THE EXERCISE = List each line of the data that holds the string "Keep", please.

PROVIDED INFORMATION =
^^^^

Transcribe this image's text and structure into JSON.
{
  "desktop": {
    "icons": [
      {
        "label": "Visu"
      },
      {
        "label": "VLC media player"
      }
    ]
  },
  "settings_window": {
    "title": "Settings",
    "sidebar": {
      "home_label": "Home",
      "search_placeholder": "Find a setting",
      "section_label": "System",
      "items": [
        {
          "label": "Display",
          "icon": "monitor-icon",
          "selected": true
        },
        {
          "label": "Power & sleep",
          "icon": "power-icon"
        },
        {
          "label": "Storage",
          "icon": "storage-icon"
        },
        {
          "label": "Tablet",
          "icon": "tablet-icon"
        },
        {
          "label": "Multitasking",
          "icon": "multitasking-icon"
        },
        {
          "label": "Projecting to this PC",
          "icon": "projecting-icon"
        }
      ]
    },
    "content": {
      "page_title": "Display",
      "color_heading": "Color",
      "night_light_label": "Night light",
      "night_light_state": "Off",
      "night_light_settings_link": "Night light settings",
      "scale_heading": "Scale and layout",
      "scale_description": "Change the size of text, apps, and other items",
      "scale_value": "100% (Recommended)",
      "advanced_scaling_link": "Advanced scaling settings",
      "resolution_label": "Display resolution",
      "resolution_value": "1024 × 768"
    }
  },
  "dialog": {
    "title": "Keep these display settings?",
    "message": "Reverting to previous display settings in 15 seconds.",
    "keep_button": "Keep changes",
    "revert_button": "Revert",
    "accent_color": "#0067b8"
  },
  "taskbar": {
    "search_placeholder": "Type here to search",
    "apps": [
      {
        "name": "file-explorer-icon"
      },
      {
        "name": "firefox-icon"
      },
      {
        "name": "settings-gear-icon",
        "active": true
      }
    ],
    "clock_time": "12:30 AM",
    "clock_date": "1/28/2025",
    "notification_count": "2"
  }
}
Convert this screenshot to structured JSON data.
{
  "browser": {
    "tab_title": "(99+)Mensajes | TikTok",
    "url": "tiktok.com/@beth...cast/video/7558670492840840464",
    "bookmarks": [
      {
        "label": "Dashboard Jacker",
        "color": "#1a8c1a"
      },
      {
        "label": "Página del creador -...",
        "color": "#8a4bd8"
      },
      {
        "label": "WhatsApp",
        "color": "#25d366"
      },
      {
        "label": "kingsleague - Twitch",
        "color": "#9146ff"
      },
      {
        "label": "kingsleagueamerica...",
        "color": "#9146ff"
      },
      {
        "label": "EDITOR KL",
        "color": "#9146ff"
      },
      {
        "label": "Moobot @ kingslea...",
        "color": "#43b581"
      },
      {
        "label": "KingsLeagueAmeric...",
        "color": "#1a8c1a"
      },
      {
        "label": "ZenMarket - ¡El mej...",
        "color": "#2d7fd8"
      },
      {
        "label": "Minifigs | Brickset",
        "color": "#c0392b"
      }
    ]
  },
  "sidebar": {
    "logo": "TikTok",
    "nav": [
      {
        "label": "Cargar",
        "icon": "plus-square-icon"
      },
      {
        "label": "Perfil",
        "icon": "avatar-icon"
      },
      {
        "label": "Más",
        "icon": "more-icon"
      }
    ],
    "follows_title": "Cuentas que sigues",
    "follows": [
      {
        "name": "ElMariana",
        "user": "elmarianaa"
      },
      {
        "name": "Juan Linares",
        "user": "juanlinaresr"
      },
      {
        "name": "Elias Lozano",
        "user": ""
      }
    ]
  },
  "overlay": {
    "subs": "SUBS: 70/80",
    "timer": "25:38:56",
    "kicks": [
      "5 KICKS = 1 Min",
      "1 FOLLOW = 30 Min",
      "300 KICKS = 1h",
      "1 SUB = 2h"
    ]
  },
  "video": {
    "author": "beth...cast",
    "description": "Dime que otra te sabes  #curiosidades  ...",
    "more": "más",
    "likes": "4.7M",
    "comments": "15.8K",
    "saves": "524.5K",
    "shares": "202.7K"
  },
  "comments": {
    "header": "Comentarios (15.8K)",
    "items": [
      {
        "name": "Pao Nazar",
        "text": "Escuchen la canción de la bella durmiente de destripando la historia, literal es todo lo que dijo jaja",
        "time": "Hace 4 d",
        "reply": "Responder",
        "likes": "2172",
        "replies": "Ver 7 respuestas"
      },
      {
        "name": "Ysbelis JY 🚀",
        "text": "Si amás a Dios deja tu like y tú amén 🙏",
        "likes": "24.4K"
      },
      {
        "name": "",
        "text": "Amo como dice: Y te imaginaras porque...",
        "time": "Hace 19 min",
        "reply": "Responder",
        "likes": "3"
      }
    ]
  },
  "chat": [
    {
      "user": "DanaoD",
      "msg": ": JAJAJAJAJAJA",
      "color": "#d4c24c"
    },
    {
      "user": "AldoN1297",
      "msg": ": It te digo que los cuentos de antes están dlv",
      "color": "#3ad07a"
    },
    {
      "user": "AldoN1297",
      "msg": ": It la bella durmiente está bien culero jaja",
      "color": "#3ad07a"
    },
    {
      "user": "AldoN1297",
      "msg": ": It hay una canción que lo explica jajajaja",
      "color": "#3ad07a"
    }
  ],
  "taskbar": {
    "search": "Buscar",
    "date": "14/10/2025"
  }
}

^^^^

WRITTEN REPLY =
    "title": "Keep these display settings?",
    "keep_button": "Keep changes",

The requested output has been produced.